— Exercise brief —
Search the material below for the word "Speaking". Copy every line that has it.

— Extracted information —

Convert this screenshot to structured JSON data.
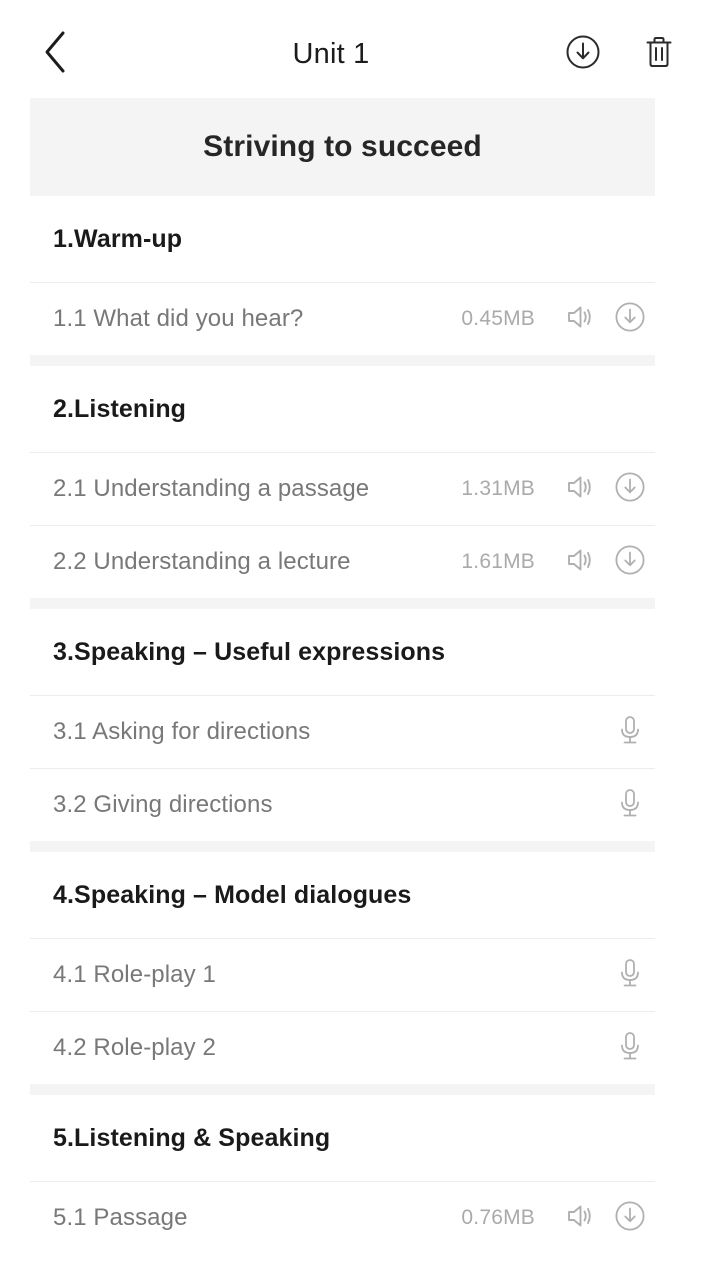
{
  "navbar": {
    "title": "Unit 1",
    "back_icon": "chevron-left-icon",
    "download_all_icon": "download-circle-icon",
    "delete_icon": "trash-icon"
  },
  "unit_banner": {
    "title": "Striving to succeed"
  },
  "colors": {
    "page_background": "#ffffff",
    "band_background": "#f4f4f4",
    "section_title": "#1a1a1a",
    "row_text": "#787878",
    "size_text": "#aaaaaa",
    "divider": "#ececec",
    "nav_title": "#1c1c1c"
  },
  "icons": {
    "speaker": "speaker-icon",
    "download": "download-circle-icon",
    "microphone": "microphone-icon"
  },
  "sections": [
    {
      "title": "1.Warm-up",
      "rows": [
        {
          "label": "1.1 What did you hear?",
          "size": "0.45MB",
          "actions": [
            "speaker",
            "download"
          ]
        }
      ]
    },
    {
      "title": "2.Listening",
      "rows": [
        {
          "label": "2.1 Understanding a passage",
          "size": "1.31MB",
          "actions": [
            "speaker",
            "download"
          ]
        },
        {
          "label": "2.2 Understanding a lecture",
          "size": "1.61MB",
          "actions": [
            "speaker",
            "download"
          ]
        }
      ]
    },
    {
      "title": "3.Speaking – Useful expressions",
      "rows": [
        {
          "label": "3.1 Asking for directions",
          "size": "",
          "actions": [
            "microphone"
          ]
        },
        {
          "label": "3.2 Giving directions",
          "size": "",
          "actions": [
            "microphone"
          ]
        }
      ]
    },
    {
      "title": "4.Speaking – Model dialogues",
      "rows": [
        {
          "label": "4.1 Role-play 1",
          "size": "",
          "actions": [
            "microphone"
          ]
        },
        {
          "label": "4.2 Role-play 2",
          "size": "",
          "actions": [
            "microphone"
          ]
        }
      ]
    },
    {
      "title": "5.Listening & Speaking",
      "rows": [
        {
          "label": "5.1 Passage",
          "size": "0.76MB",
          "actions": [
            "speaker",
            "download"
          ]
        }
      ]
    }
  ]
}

— Right answer —
      "title": "3.Speaking – Useful expressions",
      "title": "4.Speaking – Model dialogues",
      "title": "5.Listening & Speaking",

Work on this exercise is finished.